> _YOUR INSTRUCTIONS_: For the data below, work out how many lines contain the word "Regalien" and supply only that number.

> _Document text records_:

=====

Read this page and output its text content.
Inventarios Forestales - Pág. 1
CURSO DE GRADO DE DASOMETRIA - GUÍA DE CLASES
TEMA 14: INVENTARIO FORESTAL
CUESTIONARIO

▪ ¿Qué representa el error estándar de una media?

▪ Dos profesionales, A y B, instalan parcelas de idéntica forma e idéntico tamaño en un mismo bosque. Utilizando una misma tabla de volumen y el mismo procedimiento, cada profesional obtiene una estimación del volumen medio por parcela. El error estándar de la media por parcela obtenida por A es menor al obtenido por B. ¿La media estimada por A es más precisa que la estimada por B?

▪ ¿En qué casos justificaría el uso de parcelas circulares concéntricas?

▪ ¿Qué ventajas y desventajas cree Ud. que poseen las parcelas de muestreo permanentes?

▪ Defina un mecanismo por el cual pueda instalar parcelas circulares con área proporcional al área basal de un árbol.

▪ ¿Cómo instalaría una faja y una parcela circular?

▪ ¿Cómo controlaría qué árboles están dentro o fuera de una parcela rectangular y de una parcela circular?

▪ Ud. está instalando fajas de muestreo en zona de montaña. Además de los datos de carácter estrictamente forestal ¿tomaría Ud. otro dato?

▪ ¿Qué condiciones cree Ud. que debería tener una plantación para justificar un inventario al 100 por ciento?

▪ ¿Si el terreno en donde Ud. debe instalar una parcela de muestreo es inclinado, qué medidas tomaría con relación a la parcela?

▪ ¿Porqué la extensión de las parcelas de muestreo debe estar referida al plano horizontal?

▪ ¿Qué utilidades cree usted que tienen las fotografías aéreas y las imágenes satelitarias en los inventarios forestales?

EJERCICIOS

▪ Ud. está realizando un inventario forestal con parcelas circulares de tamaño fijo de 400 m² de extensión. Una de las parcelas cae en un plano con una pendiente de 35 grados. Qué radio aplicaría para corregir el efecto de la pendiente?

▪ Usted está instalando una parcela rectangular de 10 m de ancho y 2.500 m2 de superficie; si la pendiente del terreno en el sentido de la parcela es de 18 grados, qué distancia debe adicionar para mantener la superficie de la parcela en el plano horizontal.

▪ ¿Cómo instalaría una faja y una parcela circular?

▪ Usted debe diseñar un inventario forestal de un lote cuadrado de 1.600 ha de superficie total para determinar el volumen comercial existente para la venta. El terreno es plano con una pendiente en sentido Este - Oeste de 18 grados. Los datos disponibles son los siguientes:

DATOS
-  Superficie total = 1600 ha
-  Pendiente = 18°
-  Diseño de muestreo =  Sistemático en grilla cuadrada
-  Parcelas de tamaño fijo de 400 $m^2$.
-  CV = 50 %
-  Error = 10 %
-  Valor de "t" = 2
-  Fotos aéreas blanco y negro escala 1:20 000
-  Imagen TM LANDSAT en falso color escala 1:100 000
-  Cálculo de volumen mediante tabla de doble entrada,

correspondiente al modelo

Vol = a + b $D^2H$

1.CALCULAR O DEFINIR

=====

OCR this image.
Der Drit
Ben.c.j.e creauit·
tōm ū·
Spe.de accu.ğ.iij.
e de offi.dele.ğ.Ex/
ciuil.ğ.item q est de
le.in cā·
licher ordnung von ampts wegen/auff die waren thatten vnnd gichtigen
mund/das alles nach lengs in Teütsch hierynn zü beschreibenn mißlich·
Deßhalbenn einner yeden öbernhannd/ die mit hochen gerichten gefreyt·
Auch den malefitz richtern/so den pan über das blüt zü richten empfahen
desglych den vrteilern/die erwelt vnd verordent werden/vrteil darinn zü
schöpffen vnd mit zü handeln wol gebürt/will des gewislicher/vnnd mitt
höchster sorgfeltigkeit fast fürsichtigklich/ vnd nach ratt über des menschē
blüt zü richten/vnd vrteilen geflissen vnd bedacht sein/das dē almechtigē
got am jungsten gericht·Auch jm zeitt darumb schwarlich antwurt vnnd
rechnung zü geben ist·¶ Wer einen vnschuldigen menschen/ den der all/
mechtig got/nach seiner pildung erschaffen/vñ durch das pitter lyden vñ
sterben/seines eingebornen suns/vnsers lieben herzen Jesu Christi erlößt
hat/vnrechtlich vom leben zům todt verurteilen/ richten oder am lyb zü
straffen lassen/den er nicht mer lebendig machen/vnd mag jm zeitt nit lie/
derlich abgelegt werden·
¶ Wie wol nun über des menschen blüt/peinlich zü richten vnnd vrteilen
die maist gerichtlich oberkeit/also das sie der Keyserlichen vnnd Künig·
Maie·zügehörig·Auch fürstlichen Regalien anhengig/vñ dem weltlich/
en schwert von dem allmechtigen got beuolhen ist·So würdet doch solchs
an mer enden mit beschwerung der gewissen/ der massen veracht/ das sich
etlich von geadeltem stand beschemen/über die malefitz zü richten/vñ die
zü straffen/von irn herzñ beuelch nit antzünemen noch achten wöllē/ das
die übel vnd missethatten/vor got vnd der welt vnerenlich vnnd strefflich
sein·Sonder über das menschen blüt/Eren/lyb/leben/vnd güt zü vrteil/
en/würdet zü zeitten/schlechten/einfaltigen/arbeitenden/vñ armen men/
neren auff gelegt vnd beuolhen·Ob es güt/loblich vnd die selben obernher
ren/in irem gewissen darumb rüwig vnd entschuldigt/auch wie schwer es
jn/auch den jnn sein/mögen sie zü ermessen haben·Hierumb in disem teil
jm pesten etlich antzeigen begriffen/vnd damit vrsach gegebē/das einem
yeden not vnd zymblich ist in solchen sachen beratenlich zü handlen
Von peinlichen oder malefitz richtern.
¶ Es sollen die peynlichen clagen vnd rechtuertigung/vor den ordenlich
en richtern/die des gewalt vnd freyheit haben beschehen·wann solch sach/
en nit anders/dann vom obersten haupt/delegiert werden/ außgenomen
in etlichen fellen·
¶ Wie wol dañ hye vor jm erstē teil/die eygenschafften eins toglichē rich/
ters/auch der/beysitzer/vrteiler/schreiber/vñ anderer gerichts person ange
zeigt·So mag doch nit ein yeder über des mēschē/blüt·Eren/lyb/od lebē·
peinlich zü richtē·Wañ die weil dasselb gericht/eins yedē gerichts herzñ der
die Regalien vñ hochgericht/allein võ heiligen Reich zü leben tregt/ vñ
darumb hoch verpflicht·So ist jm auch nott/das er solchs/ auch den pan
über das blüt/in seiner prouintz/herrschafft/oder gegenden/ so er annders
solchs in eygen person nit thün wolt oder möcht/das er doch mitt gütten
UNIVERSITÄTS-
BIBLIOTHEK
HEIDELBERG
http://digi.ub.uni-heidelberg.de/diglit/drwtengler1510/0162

=====

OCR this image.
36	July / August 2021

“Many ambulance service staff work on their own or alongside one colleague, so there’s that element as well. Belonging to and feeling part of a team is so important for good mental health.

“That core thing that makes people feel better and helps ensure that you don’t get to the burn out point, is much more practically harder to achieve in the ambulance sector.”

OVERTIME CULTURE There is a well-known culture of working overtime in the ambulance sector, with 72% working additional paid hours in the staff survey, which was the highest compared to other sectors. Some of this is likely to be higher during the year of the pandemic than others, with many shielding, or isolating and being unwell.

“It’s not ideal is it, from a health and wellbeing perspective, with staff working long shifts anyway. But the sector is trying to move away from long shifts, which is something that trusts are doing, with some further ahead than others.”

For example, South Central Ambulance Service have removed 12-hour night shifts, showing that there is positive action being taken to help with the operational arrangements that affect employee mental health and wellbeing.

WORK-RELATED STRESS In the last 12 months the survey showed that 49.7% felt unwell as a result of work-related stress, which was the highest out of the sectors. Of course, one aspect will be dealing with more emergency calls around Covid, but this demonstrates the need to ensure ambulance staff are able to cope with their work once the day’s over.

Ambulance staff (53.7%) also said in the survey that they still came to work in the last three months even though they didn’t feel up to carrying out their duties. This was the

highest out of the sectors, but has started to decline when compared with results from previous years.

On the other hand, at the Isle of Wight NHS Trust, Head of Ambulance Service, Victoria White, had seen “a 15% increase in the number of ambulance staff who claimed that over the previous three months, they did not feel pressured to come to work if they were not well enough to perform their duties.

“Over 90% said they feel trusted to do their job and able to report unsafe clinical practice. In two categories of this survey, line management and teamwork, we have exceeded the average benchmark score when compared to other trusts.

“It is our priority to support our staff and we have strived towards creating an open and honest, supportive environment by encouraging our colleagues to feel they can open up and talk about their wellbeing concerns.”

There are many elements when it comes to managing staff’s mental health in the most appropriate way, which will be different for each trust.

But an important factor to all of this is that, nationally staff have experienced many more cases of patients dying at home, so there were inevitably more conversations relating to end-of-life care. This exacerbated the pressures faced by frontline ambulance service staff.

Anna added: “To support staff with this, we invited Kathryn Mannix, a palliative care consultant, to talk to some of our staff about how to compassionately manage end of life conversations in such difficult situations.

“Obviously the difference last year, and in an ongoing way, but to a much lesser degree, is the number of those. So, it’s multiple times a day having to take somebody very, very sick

=====

> _WRITTEN REPLY_: 2